## Exercise details:
Return the whole listing, keeping every character the same.

## Supplied records:
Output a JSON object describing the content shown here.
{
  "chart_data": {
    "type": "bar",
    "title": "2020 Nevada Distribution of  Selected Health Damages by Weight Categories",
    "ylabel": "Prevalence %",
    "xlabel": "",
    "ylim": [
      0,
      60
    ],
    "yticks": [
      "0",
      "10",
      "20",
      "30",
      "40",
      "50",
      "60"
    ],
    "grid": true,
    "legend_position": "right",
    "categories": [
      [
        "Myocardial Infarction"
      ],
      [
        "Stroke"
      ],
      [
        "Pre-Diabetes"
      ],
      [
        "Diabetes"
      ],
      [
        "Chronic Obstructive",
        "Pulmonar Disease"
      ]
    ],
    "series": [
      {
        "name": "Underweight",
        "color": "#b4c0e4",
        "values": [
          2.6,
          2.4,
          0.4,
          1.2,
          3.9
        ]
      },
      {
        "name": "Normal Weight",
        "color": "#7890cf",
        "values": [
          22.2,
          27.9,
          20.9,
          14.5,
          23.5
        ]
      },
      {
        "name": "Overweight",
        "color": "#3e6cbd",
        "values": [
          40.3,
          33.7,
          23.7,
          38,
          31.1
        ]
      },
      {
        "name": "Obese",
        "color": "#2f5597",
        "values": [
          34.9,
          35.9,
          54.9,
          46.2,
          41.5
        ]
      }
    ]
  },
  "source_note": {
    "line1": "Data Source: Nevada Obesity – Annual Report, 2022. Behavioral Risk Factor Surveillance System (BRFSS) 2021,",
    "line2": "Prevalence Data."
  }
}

## Correct output:
Output a JSON object describing the content shown here.
{
  "chart_data": {
    "type": "bar",
    "title": "2020 Nevada Distribution of  Selected Health Damages by Weight Categories",
    "ylabel": "Prevalence %",
    "xlabel": "",
    "ylim": [
      0,
      60
    ],
    "yticks": [
      "0",
      "10",
      "20",
      "30",
      "40",
      "50",
      "60"
    ],
    "grid": true,
    "legend_position": "right",
    "categories": [
      [
        "Myocardial Infarction"
      ],
      [
        "Stroke"
      ],
      [
        "Pre-Diabetes"
      ],
      [
        "Diabetes"
      ],
      [
        "Chronic Obstructive",
        "Pulmonar Disease"
      ]
    ],
    "series": [
      {
        "name": "Underweight",
        "color": "#b4c0e4",
        "values": [
          2.6,
          2.4,
          0.4,
          1.2,
          3.9
        ]
      },
      {
        "name": "Normal Weight",
        "color": "#7890cf",
        "values": [
          22.2,
          27.9,
          20.9,
          14.5,
          23.5
        ]
      },
      {
        "name": "Overweight",
        "color": "#3e6cbd",
        "values": [
          40.3,
          33.7,
          23.7,
          38,
          31.1
        ]
      },
      {
        "name": "Obese",
        "color": "#2f5597",
        "values": [
          34.9,
          35.9,
          54.9,
          46.2,
          41.5
        ]
      }
    ]
  },
  "source_note": {
    "line1": "Data Source: Nevada Obesity – Annual Report, 2022. Behavioral Risk Factor Surveillance System (BRFSS) 2021,",
    "line2": "Prevalence Data."
  }
}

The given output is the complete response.